### EXERCISE DIRECTIONS
Write out the passage on National Child Abuse Prevention Month word for word, from "With an estimated" up to and including "and their families.".

The National Council of Juvenile and Family Court Judges (NCJFCJ) recognizes April as National Child Abuse Prevention Month. This is a time for all parents, children, judges, legal professionals, social workers, corporate leaders, and court system stakeholders to pause and consider the significant impact child abuse can have in our communities and across the nation. In 1983, President Ronald Reagan proclaimed April to be the first National Child Abuse Prevention Month. Since then, many public agencies and organizations around the country have organized activities and created resources to raise public awareness and provide detailed information on how to recognize, report, and prevent child abuse.
With an estimated 678,000 children found to be victims of child abuse or neglect nationwide last year, the NCJFCJ strives to provide judges, stakeholders, and communities with training and technical assistance to implement best practices and improve outcomes for abused and neglected children and their families.
Share to raise awareness for children and families
This year, the NCJFCJ is thrilled to offer a virtual pinwheel event for the month of April with sharable gifs and videos to share on your Twitter, Facebook, Instagram, and other social media channels. Each virtual pinwheel shared represents a child who is a victim of child abuse and neglect.

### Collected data
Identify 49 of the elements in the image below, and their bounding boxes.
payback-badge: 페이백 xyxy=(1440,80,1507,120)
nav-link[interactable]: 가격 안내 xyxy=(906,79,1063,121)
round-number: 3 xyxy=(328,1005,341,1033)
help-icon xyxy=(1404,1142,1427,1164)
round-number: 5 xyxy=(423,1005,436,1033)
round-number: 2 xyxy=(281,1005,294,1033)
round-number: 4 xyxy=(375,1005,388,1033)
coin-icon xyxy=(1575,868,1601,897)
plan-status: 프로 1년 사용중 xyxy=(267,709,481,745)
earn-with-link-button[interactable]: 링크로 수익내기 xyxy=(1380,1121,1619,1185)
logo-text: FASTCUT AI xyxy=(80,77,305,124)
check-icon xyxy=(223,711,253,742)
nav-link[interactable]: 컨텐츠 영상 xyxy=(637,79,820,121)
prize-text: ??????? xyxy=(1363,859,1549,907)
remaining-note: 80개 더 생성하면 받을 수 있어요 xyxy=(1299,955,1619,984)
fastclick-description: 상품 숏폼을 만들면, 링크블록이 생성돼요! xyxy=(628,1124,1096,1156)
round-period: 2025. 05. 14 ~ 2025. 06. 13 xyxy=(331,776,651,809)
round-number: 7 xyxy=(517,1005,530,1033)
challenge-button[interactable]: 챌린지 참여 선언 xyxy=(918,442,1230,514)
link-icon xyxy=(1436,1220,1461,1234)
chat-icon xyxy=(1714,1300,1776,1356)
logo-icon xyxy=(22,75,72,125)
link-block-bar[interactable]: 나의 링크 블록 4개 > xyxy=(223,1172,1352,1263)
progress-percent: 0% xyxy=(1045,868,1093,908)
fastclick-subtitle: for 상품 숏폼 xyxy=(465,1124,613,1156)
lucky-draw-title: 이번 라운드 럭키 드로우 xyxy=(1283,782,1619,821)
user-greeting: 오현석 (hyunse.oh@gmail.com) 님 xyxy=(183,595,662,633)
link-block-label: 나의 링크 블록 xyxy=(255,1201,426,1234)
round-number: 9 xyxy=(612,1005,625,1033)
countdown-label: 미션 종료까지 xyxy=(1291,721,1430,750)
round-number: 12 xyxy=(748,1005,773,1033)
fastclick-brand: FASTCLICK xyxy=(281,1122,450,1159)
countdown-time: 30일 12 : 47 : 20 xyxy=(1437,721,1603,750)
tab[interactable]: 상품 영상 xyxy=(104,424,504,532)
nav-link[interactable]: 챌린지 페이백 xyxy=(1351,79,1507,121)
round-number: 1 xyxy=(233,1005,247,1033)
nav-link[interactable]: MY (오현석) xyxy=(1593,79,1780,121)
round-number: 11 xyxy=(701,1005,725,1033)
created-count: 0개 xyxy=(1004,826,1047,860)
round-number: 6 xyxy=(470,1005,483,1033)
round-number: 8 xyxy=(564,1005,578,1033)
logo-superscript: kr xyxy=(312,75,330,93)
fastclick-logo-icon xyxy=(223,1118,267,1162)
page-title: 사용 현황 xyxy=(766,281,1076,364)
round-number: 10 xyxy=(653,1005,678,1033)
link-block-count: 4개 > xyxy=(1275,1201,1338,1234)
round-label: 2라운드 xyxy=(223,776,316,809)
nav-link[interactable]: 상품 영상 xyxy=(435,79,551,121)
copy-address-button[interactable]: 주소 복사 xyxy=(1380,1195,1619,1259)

### RESULT
With an estimated 678,000 children found to be victims of child abuse or neglect nationwide last year, the NCJFCJ strives to provide judges, stakeholders, and communities with training and technical assistance to implement best practices and improve outcomes for abused and neglected children and their families.